● GIVEN PROBLEM:
Go through the entries below and write each one out exactly.

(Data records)
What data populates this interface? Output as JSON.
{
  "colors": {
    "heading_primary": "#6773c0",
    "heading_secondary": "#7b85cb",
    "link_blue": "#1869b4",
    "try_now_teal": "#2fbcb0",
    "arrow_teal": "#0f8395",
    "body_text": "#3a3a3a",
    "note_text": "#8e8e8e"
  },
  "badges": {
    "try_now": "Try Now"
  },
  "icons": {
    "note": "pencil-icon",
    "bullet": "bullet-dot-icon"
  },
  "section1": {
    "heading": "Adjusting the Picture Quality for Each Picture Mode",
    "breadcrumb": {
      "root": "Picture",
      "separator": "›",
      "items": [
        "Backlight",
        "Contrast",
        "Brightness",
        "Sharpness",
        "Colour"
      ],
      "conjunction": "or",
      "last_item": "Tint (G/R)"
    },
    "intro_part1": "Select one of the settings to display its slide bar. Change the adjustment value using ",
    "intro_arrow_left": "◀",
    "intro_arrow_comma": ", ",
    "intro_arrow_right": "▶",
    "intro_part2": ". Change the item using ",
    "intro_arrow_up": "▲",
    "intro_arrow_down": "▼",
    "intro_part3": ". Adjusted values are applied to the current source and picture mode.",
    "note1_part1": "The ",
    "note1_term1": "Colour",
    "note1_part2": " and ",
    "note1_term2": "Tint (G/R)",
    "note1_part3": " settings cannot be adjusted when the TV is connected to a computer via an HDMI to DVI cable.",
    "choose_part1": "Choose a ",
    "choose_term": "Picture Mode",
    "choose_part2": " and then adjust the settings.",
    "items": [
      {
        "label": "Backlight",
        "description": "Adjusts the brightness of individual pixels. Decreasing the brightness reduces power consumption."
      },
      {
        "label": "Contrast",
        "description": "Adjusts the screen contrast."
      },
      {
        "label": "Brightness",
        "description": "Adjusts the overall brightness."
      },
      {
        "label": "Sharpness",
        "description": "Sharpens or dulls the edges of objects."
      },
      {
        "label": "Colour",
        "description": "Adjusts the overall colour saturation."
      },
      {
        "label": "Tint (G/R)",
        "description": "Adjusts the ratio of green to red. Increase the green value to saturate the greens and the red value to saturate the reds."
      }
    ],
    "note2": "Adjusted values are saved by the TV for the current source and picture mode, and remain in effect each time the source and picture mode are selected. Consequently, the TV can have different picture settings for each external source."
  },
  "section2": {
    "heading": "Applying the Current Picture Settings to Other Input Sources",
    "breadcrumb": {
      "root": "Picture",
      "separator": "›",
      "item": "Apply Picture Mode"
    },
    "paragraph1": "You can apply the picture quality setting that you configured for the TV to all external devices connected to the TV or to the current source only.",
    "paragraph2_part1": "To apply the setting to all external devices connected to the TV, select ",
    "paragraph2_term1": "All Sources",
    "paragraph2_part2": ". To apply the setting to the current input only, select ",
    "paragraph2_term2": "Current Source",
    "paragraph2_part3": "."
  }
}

● RESPONSE:
What data populates this interface? Output as JSON.
{
  "colors": {
    "heading_primary": "#6773c0",
    "heading_secondary": "#7b85cb",
    "link_blue": "#1869b4",
    "try_now_teal": "#2fbcb0",
    "arrow_teal": "#0f8395",
    "body_text": "#3a3a3a",
    "note_text": "#8e8e8e"
  },
  "badges": {
    "try_now": "Try Now"
  },
  "icons": {
    "note": "pencil-icon",
    "bullet": "bullet-dot-icon"
  },
  "section1": {
    "heading": "Adjusting the Picture Quality for Each Picture Mode",
    "breadcrumb": {
      "root": "Picture",
      "separator": "›",
      "items": [
        "Backlight",
        "Contrast",
        "Brightness",
        "Sharpness",
        "Colour"
      ],
      "conjunction": "or",
      "last_item": "Tint (G/R)"
    },
    "intro_part1": "Select one of the settings to display its slide bar. Change the adjustment value using ",
    "intro_arrow_left": "◀",
    "intro_arrow_comma": ", ",
    "intro_arrow_right": "▶",
    "intro_part2": ". Change the item using ",
    "intro_arrow_up": "▲",
    "intro_arrow_down": "▼",
    "intro_part3": ". Adjusted values are applied to the current source and picture mode.",
    "note1_part1": "The ",
    "note1_term1": "Colour",
    "note1_part2": " and ",
    "note1_term2": "Tint (G/R)",
    "note1_part3": " settings cannot be adjusted when the TV is connected to a computer via an HDMI to DVI cable.",
    "choose_part1": "Choose a ",
    "choose_term": "Picture Mode",
    "choose_part2": " and then adjust the settings.",
    "items": [
      {
        "label": "Backlight",
        "description": "Adjusts the brightness of individual pixels. Decreasing the brightness reduces power consumption."
      },
      {
        "label": "Contrast",
        "description": "Adjusts the screen contrast."
      },
      {
        "label": "Brightness",
        "description": "Adjusts the overall brightness."
      },
      {
        "label": "Sharpness",
        "description": "Sharpens or dulls the edges of objects."
      },
      {
        "label": "Colour",
        "description": "Adjusts the overall colour saturation."
      },
      {
        "label": "Tint (G/R)",
        "description": "Adjusts the ratio of green to red. Increase the green value to saturate the greens and the red value to saturate the reds."
      }
    ],
    "note2": "Adjusted values are saved by the TV for the current source and picture mode, and remain in effect each time the source and picture mode are selected. Consequently, the TV can have different picture settings for each external source."
  },
  "section2": {
    "heading": "Applying the Current Picture Settings to Other Input Sources",
    "breadcrumb": {
      "root": "Picture",
      "separator": "›",
      "item": "Apply Picture Mode"
    },
    "paragraph1": "You can apply the picture quality setting that you configured for the TV to all external devices connected to the TV or to the current source only.",
    "paragraph2_part1": "To apply the setting to all external devices connected to the TV, select ",
    "paragraph2_term1": "All Sources",
    "paragraph2_part2": ". To apply the setting to the current input only, select ",
    "paragraph2_term2": "Current Source",
    "paragraph2_part3": "."
  }
}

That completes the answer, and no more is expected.